→ **YOUR TASK**: The entries need to be copied exactly.

STORED ROWS start

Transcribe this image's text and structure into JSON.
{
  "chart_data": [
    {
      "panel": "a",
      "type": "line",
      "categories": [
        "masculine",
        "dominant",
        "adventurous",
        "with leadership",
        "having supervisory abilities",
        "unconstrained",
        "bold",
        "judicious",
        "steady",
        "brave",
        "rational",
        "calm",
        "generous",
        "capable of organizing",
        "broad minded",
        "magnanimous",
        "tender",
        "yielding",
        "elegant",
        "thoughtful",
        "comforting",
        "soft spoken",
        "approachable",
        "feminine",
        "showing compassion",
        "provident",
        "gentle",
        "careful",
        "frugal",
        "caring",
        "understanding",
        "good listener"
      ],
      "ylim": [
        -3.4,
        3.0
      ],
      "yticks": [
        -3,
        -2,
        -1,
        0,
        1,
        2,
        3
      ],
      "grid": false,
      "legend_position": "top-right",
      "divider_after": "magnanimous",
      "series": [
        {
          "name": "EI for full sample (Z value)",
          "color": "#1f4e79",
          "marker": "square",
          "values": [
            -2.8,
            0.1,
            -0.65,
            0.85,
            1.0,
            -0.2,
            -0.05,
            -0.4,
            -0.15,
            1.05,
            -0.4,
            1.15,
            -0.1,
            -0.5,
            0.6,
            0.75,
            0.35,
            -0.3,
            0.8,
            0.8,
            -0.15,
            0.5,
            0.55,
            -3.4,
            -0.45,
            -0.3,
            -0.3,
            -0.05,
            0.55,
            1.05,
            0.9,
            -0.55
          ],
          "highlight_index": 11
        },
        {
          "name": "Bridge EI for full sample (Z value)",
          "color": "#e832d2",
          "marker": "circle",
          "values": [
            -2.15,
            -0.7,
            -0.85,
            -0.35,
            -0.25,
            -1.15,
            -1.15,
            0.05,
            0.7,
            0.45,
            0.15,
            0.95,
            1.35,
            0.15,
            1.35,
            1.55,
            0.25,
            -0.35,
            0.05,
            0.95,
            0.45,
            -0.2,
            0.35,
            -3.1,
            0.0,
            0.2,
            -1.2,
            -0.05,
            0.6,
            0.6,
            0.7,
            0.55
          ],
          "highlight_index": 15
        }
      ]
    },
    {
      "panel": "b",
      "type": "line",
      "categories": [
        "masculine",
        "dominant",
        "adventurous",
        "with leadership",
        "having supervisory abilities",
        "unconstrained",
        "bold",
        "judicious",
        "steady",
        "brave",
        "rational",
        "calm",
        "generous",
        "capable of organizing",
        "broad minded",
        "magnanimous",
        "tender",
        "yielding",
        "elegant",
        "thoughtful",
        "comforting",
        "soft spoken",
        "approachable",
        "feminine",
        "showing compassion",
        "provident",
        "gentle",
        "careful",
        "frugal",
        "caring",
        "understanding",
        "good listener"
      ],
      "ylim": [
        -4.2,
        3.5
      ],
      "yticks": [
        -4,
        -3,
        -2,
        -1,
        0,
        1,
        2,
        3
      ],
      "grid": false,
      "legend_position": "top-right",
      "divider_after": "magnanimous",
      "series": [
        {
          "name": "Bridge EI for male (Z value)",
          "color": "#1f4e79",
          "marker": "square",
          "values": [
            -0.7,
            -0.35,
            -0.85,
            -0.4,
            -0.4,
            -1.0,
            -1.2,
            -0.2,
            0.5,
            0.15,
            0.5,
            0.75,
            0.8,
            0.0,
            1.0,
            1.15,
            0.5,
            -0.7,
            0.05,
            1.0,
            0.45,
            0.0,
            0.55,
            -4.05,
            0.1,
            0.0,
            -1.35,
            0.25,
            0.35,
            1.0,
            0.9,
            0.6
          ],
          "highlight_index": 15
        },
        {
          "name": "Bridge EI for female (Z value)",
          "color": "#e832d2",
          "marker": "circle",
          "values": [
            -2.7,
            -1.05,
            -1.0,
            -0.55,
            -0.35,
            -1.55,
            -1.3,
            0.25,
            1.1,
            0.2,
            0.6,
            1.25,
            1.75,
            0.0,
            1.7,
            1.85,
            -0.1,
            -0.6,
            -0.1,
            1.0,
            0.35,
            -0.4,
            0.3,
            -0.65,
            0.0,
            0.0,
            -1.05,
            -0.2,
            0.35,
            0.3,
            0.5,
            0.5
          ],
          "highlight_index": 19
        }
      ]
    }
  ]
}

STORED ROWS end

→ **EXPECTED ANSWER**:
Transcribe this image's text and structure into JSON.
{
  "chart_data": [
    {
      "panel": "a",
      "type": "line",
      "categories": [
        "masculine",
        "dominant",
        "adventurous",
        "with leadership",
        "having supervisory abilities",
        "unconstrained",
        "bold",
        "judicious",
        "steady",
        "brave",
        "rational",
        "calm",
        "generous",
        "capable of organizing",
        "broad minded",
        "magnanimous",
        "tender",
        "yielding",
        "elegant",
        "thoughtful",
        "comforting",
        "soft spoken",
        "approachable",
        "feminine",
        "showing compassion",
        "provident",
        "gentle",
        "careful",
        "frugal",
        "caring",
        "understanding",
        "good listener"
      ],
      "ylim": [
        -3.4,
        3.0
      ],
      "yticks": [
        -3,
        -2,
        -1,
        0,
        1,
        2,
        3
      ],
      "grid": false,
      "legend_position": "top-right",
      "divider_after": "magnanimous",
      "series": [
        {
          "name": "EI for full sample (Z value)",
          "color": "#1f4e79",
          "marker": "square",
          "values": [
            -2.8,
            0.1,
            -0.65,
            0.85,
            1.0,
            -0.2,
            -0.05,
            -0.4,
            -0.15,
            1.05,
            -0.4,
            1.15,
            -0.1,
            -0.5,
            0.6,
            0.75,
            0.35,
            -0.3,
            0.8,
            0.8,
            -0.15,
            0.5,
            0.55,
            -3.4,
            -0.45,
            -0.3,
            -0.3,
            -0.05,
            0.55,
            1.05,
            0.9,
            -0.55
          ],
          "highlight_index": 11
        },
        {
          "name": "Bridge EI for full sample (Z value)",
          "color": "#e832d2",
          "marker": "circle",
          "values": [
            -2.15,
            -0.7,
            -0.85,
            -0.35,
            -0.25,
            -1.15,
            -1.15,
            0.05,
            0.7,
            0.45,
            0.15,
            0.95,
            1.35,
            0.15,
            1.35,
            1.55,
            0.25,
            -0.35,
            0.05,
            0.95,
            0.45,
            -0.2,
            0.35,
            -3.1,
            0.0,
            0.2,
            -1.2,
            -0.05,
            0.6,
            0.6,
            0.7,
            0.55
          ],
          "highlight_index": 15
        }
      ]
    },
    {
      "panel": "b",
      "type": "line",
      "categories": [
        "masculine",
        "dominant",
        "adventurous",
        "with leadership",
        "having supervisory abilities",
        "unconstrained",
        "bold",
        "judicious",
        "steady",
        "brave",
        "rational",
        "calm",
        "generous",
        "capable of organizing",
        "broad minded",
        "magnanimous",
        "tender",
        "yielding",
        "elegant",
        "thoughtful",
        "comforting",
        "soft spoken",
        "approachable",
        "feminine",
        "showing compassion",
        "provident",
        "gentle",
        "careful",
        "frugal",
        "caring",
        "understanding",
        "good listener"
      ],
      "ylim": [
        -4.2,
        3.5
      ],
      "yticks": [
        -4,
        -3,
        -2,
        -1,
        0,
        1,
        2,
        3
      ],
      "grid": false,
      "legend_position": "top-right",
      "divider_after": "magnanimous",
      "series": [
        {
          "name": "Bridge EI for male (Z value)",
          "color": "#1f4e79",
          "marker": "square",
          "values": [
            -0.7,
            -0.35,
            -0.85,
            -0.4,
            -0.4,
            -1.0,
            -1.2,
            -0.2,
            0.5,
            0.15,
            0.5,
            0.75,
            0.8,
            0.0,
            1.0,
            1.15,
            0.5,
            -0.7,
            0.05,
            1.0,
            0.45,
            0.0,
            0.55,
            -4.05,
            0.1,
            0.0,
            -1.35,
            0.25,
            0.35,
            1.0,
            0.9,
            0.6
          ],
          "highlight_index": 15
        },
        {
          "name": "Bridge EI for female (Z value)",
          "color": "#e832d2",
          "marker": "circle",
          "values": [
            -2.7,
            -1.05,
            -1.0,
            -0.55,
            -0.35,
            -1.55,
            -1.3,
            0.25,
            1.1,
            0.2,
            0.6,
            1.25,
            1.75,
            0.0,
            1.7,
            1.85,
            -0.1,
            -0.6,
            -0.1,
            1.0,
            0.35,
            -0.4,
            0.3,
            -0.65,
            0.0,
            0.0,
            -1.05,
            -0.2,
            0.35,
            0.3,
            0.5,
            0.5
          ],
          "highlight_index": 19
        }
      ]
    }
  ]
}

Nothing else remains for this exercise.